- EXERCISE OBJECTIVE: Reproduce, character for character, the stretch of the entries from the line containing "close-icon[interactable]: ✕ [927,1061,951,1085]" through the line containing "επιλέξετε τα [6,692,954,712]".

☆ ☆ ☆ ☆

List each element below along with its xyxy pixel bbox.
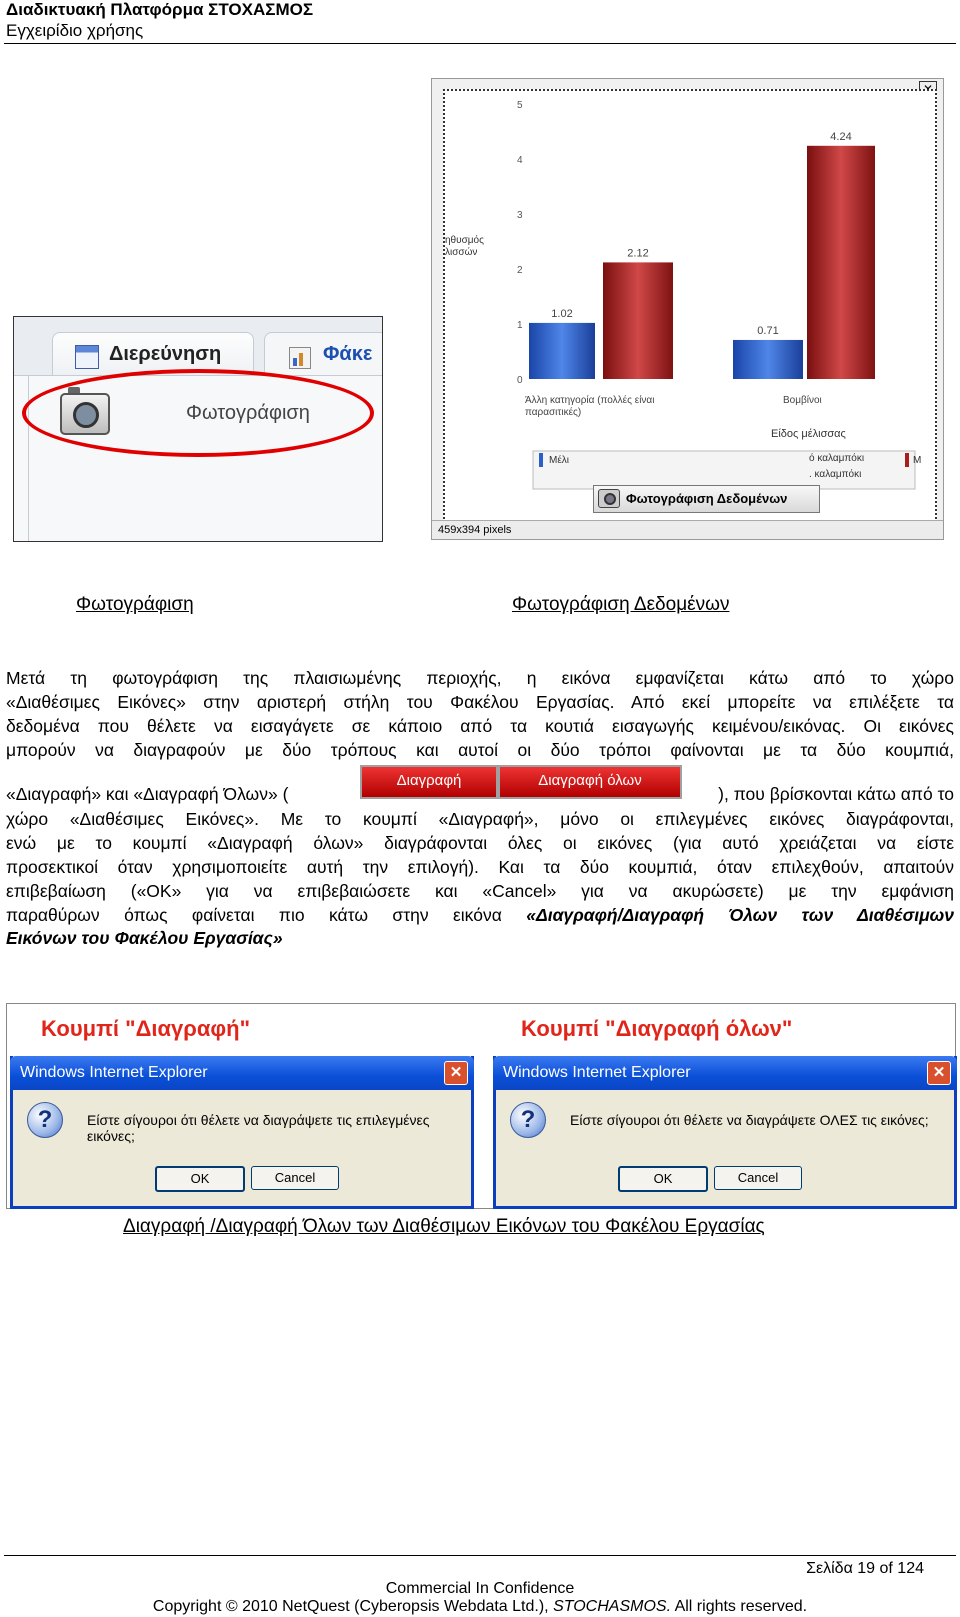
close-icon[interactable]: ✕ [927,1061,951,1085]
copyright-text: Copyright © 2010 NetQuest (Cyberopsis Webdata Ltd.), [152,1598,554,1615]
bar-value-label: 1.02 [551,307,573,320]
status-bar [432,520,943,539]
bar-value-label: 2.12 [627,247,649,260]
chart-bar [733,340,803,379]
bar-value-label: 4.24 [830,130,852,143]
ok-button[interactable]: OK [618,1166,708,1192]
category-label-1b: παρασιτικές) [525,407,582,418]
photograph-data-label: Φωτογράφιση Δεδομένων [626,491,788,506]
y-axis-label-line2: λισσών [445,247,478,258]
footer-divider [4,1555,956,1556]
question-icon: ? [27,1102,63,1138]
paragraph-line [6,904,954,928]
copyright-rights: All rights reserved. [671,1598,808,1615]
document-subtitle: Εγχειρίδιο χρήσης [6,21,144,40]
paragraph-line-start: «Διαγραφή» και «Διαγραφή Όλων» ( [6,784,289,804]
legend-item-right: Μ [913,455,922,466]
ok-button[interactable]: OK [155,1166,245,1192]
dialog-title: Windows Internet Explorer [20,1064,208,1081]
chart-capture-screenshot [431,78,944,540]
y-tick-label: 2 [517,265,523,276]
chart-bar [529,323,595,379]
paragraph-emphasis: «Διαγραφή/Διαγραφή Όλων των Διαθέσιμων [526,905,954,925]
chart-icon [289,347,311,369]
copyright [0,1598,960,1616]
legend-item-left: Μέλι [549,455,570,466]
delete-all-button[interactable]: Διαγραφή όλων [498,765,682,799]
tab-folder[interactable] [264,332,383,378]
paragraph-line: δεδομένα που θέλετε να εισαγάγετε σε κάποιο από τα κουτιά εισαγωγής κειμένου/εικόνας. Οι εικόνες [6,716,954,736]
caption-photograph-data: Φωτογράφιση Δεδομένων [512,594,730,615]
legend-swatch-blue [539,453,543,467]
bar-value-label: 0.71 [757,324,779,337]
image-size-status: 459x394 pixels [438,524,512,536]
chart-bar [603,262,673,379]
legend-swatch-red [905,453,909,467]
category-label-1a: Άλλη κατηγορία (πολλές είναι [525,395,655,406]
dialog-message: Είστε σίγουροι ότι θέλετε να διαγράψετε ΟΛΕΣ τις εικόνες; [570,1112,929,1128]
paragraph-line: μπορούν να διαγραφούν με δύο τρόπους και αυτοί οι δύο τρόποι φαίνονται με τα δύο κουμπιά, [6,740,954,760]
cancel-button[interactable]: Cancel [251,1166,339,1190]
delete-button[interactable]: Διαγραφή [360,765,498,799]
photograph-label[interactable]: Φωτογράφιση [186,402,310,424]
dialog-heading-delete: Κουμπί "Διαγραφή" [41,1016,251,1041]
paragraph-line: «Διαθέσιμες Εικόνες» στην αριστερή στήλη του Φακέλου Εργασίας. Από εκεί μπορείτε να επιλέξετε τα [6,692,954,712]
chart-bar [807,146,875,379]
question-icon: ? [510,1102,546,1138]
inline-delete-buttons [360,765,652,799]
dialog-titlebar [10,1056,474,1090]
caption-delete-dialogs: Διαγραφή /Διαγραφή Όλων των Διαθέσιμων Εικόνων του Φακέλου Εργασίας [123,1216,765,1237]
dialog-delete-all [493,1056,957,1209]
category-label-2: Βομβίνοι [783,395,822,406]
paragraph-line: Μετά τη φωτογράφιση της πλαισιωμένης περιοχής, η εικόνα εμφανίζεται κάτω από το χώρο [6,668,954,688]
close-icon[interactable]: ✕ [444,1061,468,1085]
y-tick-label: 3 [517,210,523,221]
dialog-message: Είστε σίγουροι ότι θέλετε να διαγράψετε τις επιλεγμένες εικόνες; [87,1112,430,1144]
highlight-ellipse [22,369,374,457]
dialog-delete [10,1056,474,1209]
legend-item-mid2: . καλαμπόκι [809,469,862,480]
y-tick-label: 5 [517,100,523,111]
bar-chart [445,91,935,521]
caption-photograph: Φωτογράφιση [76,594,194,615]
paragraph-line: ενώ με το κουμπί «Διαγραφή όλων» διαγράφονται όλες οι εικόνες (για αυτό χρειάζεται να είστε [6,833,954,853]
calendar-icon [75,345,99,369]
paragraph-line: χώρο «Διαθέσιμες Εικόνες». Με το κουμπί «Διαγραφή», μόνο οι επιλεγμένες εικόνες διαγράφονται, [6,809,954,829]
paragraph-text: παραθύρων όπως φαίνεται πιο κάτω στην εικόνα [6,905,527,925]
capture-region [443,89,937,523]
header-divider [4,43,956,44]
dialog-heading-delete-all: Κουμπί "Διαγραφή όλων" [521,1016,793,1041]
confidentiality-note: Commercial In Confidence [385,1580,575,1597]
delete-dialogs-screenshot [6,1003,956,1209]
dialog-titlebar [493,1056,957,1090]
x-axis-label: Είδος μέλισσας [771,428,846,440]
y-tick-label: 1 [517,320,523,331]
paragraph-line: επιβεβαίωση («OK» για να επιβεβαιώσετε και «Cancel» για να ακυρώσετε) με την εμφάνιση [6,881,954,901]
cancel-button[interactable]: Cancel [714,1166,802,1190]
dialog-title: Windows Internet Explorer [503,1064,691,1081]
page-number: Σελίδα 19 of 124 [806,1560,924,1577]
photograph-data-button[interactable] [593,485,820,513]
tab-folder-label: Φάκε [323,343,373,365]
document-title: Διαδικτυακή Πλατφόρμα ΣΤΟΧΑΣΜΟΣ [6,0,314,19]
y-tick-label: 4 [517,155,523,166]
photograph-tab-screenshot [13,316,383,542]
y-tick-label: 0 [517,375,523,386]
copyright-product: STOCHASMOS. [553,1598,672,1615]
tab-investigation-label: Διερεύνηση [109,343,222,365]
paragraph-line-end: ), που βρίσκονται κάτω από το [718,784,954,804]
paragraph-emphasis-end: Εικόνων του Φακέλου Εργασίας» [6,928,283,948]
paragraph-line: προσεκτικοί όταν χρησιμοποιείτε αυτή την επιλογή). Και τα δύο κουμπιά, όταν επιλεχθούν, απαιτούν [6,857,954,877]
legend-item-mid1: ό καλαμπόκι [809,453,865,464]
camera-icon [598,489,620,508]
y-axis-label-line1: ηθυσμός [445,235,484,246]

☆ ☆ ☆ ☆

- OUTPUT:
close-icon[interactable]: ✕ [927,1061,951,1085]
copyright-text: Copyright © 2010 NetQuest (Cyberopsis Webdata Ltd.), [152,1598,554,1615]
bar-value-label: 1.02 [551,307,573,320]
status-bar [432,520,943,539]
bar-value-label: 2.12 [627,247,649,260]
chart-bar [733,340,803,379]
bar-value-label: 4.24 [830,130,852,143]
ok-button[interactable]: OK [618,1166,708,1192]
category-label-1b: παρασιτικές) [525,407,582,418]
photograph-data-label: Φωτογράφιση Δεδομένων [626,491,788,506]
y-axis-label-line2: λισσών [445,247,478,258]
footer-divider [4,1555,956,1556]
question-icon: ? [27,1102,63,1138]
paragraph-line [6,904,954,928]
copyright-rights: All rights reserved. [671,1598,808,1615]
document-subtitle: Εγχειρίδιο χρήσης [6,21,144,40]
paragraph-line-start: «Διαγραφή» και «Διαγραφή Όλων» ( [6,784,289,804]
legend-item-right: Μ [913,455,922,466]
ok-button[interactable]: OK [155,1166,245,1192]
dialog-title: Windows Internet Explorer [20,1064,208,1081]
chart-capture-screenshot [431,78,944,540]
y-tick-label: 2 [517,265,523,276]
chart-bar [529,323,595,379]
paragraph-emphasis: «Διαγραφή/Διαγραφή Όλων των Διαθέσιμων [526,905,954,925]
chart-icon [289,347,311,369]
copyright [0,1598,960,1616]
legend-item-left: Μέλι [549,455,570,466]
delete-all-button[interactable]: Διαγραφή όλων [498,765,682,799]
tab-folder[interactable] [264,332,383,378]
paragraph-line: δεδομένα που θέλετε να εισαγάγετε σε κάποιο από τα κουτιά εισαγωγής κειμένου/εικόνας. Οι εικόνες [6,716,954,736]
caption-photograph-data: Φωτογράφιση Δεδομένων [512,594,730,615]
legend-swatch-blue [539,453,543,467]
bar-value-label: 0.71 [757,324,779,337]
image-size-status: 459x394 pixels [438,524,512,536]
chart-bar [603,262,673,379]
legend-swatch-red [905,453,909,467]
category-label-1a: Άλλη κατηγορία (πολλές είναι [525,395,655,406]
dialog-message: Είστε σίγουροι ότι θέλετε να διαγράψετε ΟΛΕΣ τις εικόνες; [570,1112,929,1128]
paragraph-line: μπορούν να διαγραφούν με δύο τρόπους και αυτοί οι δύο τρόποι φαίνονται με τα δύο κουμπιά, [6,740,954,760]
cancel-button[interactable]: Cancel [251,1166,339,1190]
delete-button[interactable]: Διαγραφή [360,765,498,799]
photograph-label[interactable]: Φωτογράφιση [186,402,310,424]
dialog-heading-delete: Κουμπί "Διαγραφή" [41,1016,251,1041]
paragraph-line: «Διαθέσιμες Εικόνες» στην αριστερή στήλη του Φακέλου Εργασίας. Από εκεί μπορείτε να επιλέξετε τα [6,692,954,712]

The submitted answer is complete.